BEGIN

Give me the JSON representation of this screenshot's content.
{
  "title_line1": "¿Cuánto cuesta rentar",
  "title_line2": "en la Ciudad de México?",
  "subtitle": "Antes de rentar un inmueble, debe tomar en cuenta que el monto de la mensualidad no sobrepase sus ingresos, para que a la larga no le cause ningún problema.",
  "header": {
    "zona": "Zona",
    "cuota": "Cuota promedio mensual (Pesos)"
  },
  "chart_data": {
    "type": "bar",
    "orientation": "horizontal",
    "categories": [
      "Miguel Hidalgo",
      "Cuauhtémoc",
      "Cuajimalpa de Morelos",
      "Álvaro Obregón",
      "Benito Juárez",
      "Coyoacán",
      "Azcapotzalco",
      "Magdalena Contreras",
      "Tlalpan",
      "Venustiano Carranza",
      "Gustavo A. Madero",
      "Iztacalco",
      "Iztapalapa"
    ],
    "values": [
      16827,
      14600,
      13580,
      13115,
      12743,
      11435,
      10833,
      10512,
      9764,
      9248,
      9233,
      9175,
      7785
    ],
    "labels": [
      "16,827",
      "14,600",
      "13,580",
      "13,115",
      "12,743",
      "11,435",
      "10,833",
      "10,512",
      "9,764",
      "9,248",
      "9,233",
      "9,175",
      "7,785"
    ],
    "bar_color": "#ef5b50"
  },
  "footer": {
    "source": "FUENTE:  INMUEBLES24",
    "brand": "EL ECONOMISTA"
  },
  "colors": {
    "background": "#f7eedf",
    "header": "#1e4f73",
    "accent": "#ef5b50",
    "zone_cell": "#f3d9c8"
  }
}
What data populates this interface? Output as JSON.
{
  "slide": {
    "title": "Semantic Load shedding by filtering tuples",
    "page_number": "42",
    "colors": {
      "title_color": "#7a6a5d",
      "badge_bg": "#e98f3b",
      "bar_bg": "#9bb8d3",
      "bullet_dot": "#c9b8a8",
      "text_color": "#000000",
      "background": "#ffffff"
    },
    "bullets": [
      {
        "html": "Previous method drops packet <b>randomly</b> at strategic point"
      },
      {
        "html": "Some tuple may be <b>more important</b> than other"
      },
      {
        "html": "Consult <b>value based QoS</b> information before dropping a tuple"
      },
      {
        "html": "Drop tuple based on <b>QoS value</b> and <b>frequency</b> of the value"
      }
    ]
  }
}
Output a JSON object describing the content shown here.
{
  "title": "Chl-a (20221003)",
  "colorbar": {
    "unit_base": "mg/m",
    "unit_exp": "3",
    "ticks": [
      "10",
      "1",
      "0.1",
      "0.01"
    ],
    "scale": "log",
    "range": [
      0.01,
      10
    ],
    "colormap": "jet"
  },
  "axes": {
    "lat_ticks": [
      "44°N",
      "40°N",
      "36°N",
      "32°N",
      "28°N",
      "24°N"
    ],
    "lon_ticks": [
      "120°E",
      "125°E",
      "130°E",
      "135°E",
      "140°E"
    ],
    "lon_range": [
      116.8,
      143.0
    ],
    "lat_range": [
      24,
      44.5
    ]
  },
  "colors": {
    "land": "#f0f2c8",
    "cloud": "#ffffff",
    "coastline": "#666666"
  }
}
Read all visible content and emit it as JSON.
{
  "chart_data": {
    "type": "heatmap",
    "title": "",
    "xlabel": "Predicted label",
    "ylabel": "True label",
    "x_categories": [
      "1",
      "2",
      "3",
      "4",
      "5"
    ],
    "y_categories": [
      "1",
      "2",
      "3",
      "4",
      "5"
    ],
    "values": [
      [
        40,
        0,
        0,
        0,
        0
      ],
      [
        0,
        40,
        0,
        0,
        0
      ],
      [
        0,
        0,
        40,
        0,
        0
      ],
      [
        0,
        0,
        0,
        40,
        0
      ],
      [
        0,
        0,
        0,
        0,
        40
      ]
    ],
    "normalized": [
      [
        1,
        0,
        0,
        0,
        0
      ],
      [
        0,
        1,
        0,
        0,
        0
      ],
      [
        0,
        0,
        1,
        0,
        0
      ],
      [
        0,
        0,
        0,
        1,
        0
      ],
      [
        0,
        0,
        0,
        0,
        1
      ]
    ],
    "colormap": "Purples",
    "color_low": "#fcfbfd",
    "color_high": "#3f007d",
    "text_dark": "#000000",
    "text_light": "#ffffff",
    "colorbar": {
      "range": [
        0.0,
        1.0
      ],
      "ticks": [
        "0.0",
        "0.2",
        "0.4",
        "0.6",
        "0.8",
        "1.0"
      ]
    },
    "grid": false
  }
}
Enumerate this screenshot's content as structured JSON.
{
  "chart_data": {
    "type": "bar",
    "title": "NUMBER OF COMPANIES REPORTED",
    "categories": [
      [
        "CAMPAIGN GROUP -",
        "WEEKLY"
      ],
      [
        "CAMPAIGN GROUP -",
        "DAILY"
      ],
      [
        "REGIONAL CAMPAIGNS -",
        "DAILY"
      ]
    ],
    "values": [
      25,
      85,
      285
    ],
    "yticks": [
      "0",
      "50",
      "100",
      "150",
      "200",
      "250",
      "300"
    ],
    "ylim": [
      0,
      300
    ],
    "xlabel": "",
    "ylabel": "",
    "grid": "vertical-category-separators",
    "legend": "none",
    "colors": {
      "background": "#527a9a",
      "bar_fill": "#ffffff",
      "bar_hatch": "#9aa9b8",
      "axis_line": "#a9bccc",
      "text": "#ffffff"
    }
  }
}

END

What the task asks
Each line that holds the word "content" is to be copied.

Solution to the exercise
Give me the JSON representation of this screenshot's content.
Output a JSON object describing the content shown here.
Read all visible content and emit it as JSON.
Enumerate this screenshot's content as structured JSON.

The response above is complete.